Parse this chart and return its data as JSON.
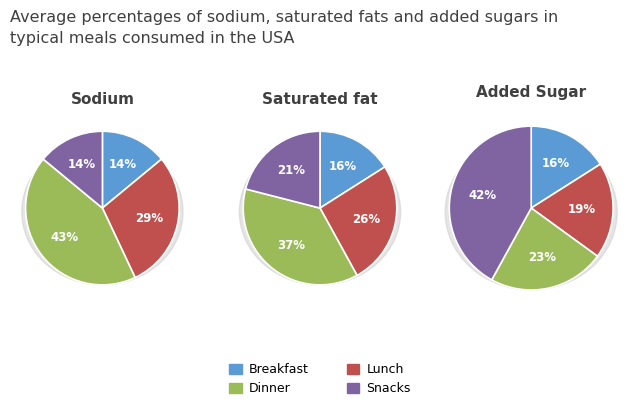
{
  "title": "Average percentages of sodium, saturated fats and added sugars in\ntypical meals consumed in the USA",
  "title_fontsize": 11.5,
  "charts": [
    {
      "title": "Sodium",
      "values": [
        14,
        29,
        43,
        14
      ],
      "labels": [
        "14%",
        "29%",
        "43%",
        "14%"
      ],
      "startangle": 90
    },
    {
      "title": "Saturated fat",
      "values": [
        16,
        26,
        37,
        21
      ],
      "labels": [
        "16%",
        "26%",
        "37%",
        "21%"
      ],
      "startangle": 90
    },
    {
      "title": "Added Sugar",
      "values": [
        16,
        19,
        23,
        42
      ],
      "labels": [
        "16%",
        "19%",
        "23%",
        "42%"
      ],
      "startangle": 90
    }
  ],
  "colors": [
    "#5B9BD5",
    "#C0504D",
    "#9BBB59",
    "#8064A2"
  ],
  "legend_items": [
    [
      "Breakfast",
      "#5B9BD5"
    ],
    [
      "Dinner",
      "#9BBB59"
    ],
    [
      "Lunch",
      "#C0504D"
    ],
    [
      "Snacks",
      "#8064A2"
    ]
  ],
  "background_color": "#FFFFFF",
  "label_fontsize": 8.5,
  "title_color": "#404040"
}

·····

STATED PROBLEM:
Exclude the pictures, and transcribe all of the material exactly.

RIGHT ANSWER:
Parse this chart and return its data as JSON.
{
  "title": "Average percentages of sodium, saturated fats and added sugars in\ntypical meals consumed in the USA",
  "title_fontsize": 11.5,
  "charts": [
    {
      "title": "Sodium",
      "values": [
        14,
        29,
        43,
        14
      ],
      "labels": [
        "14%",
        "29%",
        "43%",
        "14%"
      ],
      "startangle": 90
    },
    {
      "title": "Saturated fat",
      "values": [
        16,
        26,
        37,
        21
      ],
      "labels": [
        "16%",
        "26%",
        "37%",
        "21%"
      ],
      "startangle": 90
    },
    {
      "title": "Added Sugar",
      "values": [
        16,
        19,
        23,
        42
      ],
      "labels": [
        "16%",
        "19%",
        "23%",
        "42%"
      ],
      "startangle": 90
    }
  ],
  "colors": [
    "#5B9BD5",
    "#C0504D",
    "#9BBB59",
    "#8064A2"
  ],
  "legend_items": [
    [
      "Breakfast",
      "#5B9BD5"
    ],
    [
      "Dinner",
      "#9BBB59"
    ],
    [
      "Lunch",
      "#C0504D"
    ],
    [
      "Snacks",
      "#8064A2"
    ]
  ],
  "background_color": "#FFFFFF",
  "label_fontsize": 8.5,
  "title_color": "#404040"
}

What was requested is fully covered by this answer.